>> start STORED ROWS
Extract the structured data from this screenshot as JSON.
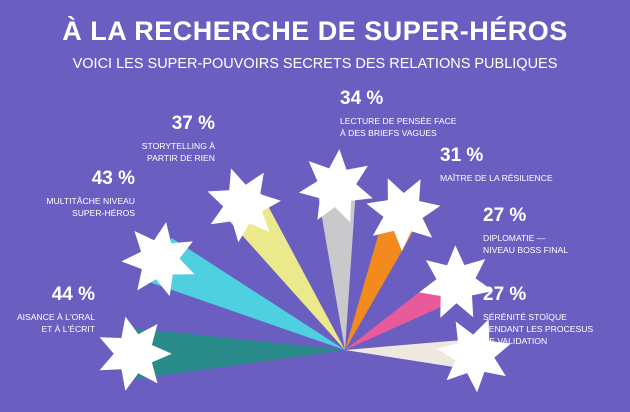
{
  "chart_data": {
    "type": "radial-bar",
    "title": "À LA RECHERCHE DE SUPER-HÉROS",
    "subtitle": "VOICI LES SUPER-POUVOIRS SECRETS DES RELATIONS PUBLIQUES",
    "categories": [
      "AISANCE À L'ORAL\nET À L'ÉCRIT",
      "MULTITÂCHE NIVEAU\nSUPER-HÉROS",
      "STORYTELLING À\nPARTIR DE RIEN",
      "LECTURE DE PENSÉE FACE\nÀ DES BRIEFS VAGUES",
      "MAÎTRE DE LA RÉSILIENCE",
      "DIPLOMATIE —\nNIVEAU BOSS FINAL",
      "SÉRÉNITÉ STOÏQUE\nPENDANT LES PROCESUS\nDE VALIDATION"
    ],
    "values": [
      44,
      43,
      37,
      34,
      31,
      27,
      27
    ],
    "value_labels": [
      "44 %",
      "43 %",
      "37 %",
      "34 %",
      "31 %",
      "27 %",
      "27 %"
    ],
    "colors": [
      "#2a8c8a",
      "#4fd0e0",
      "#ece98c",
      "#c9c9cc",
      "#f28a1e",
      "#e85a9a",
      "#efe8e0"
    ]
  }
}
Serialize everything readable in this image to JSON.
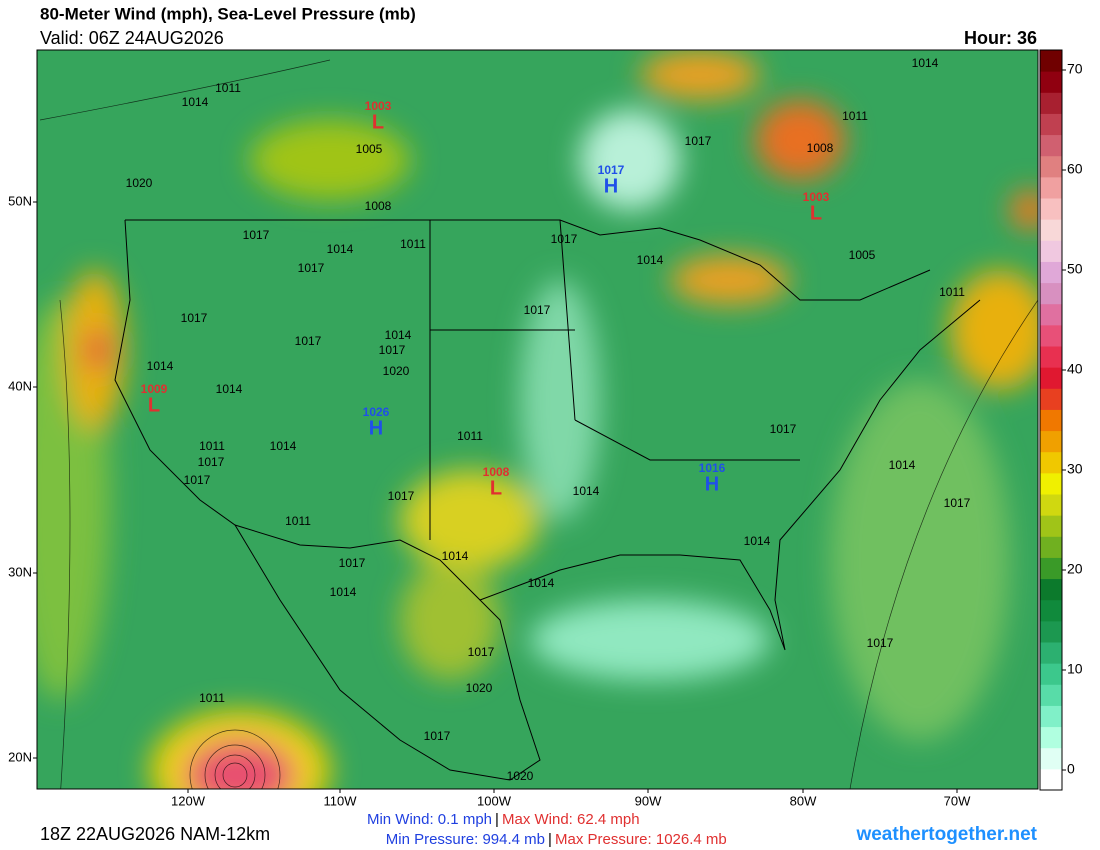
{
  "header": {
    "title": "80-Meter Wind (mph), Sea-Level Pressure (mb)",
    "valid": "Valid: 06Z 24AUG2026",
    "hour": "Hour: 36"
  },
  "map": {
    "lat_labels": [
      "50N",
      "40N",
      "30N",
      "20N"
    ],
    "lon_labels": [
      "120W",
      "110W",
      "100W",
      "90W",
      "80W",
      "70W"
    ],
    "isobar_labels": [
      1011,
      1014,
      1020,
      1017,
      1017,
      1014,
      1011,
      1005,
      1008,
      1017,
      1017,
      1014,
      1014,
      1014,
      1017,
      1020,
      1011,
      1017,
      1017,
      1014,
      1011,
      1017,
      1011,
      1014,
      1017,
      1014,
      1014,
      1017,
      1020,
      1017,
      1020,
      1011,
      1017,
      1017,
      1014,
      1017,
      1014,
      1014,
      1017,
      1017,
      1017,
      1011,
      1008,
      1014,
      1005,
      1011,
      1014
    ],
    "centers": [
      {
        "letter": "L",
        "value": 1003
      },
      {
        "letter": "H",
        "value": 1017
      },
      {
        "letter": "L",
        "value": 1003
      },
      {
        "letter": "L",
        "value": 1009
      },
      {
        "letter": "H",
        "value": 1026
      },
      {
        "letter": "L",
        "value": 1008
      },
      {
        "letter": "H",
        "value": 1016
      }
    ]
  },
  "colorbar": {
    "ticks": [
      0,
      10,
      20,
      30,
      40,
      50,
      60,
      70
    ]
  },
  "footer": {
    "run": "18Z 22AUG2026 NAM-12km",
    "min_wind": "Min Wind:  0.1 mph",
    "max_wind": "Max Wind: 62.4 mph",
    "min_pressure": "Min Pressure: 994.4 mb",
    "max_pressure": "Max Pressure: 1026.4 mb",
    "separator": "|",
    "site": "weathertogether.net"
  }
}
>> end STORED ROWS
REQUIREMENT →
Reproduce the material above in full and without alteration, but skip all pictures.

EXERCISE ANSWER →
Extract the structured data from this screenshot as JSON.
{
  "chart_data": {
    "type": "radial-bar",
    "title": "À LA RECHERCHE DE SUPER-HÉROS",
    "subtitle": "VOICI LES SUPER-POUVOIRS SECRETS DES RELATIONS PUBLIQUES",
    "categories": [
      "AISANCE À L'ORAL\nET À L'ÉCRIT",
      "MULTITÂCHE NIVEAU\nSUPER-HÉROS",
      "STORYTELLING À\nPARTIR DE RIEN",
      "LECTURE DE PENSÉE FACE\nÀ DES BRIEFS VAGUES",
      "MAÎTRE DE LA RÉSILIENCE",
      "DIPLOMATIE —\nNIVEAU BOSS FINAL",
      "SÉRÉNITÉ STOÏQUE\nPENDANT LES PROCESUS\nDE VALIDATION"
    ],
    "values": [
      44,
      43,
      37,
      34,
      31,
      27,
      27
    ],
    "value_labels": [
      "44 %",
      "43 %",
      "37 %",
      "34 %",
      "31 %",
      "27 %",
      "27 %"
    ],
    "colors": [
      "#2a8c8a",
      "#4fd0e0",
      "#ece98c",
      "#c9c9cc",
      "#f28a1e",
      "#e85a9a",
      "#efe8e0"
    ]
  }
}
Serialize everything readable in this image to JSON.
{
  "header": {
    "title": "80-Meter Wind (mph), Sea-Level Pressure (mb)",
    "valid": "Valid: 06Z 24AUG2026",
    "hour": "Hour: 36"
  },
  "map": {
    "lat_labels": [
      "50N",
      "40N",
      "30N",
      "20N"
    ],
    "lon_labels": [
      "120W",
      "110W",
      "100W",
      "90W",
      "80W",
      "70W"
    ],
    "isobar_labels": [
      1011,
      1014,
      1020,
      1017,
      1017,
      1014,
      1011,
      1005,
      1008,
      1017,
      1017,
      1014,
      1014,
      1014,
      1017,
      1020,
      1011,
      1017,
      1017,
      1014,
      1011,
      1017,
      1011,
      1014,
      1017,
      1014,
      1014,
      1017,
      1020,
      1017,
      1020,
      1011,
      1017,
      1017,
      1014,
      1017,
      1014,
      1014,
      1017,
      1017,
      1017,
      1011,
      1008,
      1014,
      1005,
      1011,
      1014
    ],
    "centers": [
      {
        "letter": "L",
        "value": 1003
      },
      {
        "letter": "H",
        "value": 1017
      },
      {
        "letter": "L",
        "value": 1003
      },
      {
        "letter": "L",
        "value": 1009
      },
      {
        "letter": "H",
        "value": 1026
      },
      {
        "letter": "L",
        "value": 1008
      },
      {
        "letter": "H",
        "value": 1016
      }
    ]
  },
  "colorbar": {
    "ticks": [
      0,
      10,
      20,
      30,
      40,
      50,
      60,
      70
    ]
  },
  "footer": {
    "run": "18Z 22AUG2026 NAM-12km",
    "min_wind": "Min Wind:  0.1 mph",
    "max_wind": "Max Wind: 62.4 mph",
    "min_pressure": "Min Pressure: 994.4 mb",
    "max_pressure": "Max Pressure: 1026.4 mb",
    "separator": "|",
    "site": "weathertogether.net"
  }
}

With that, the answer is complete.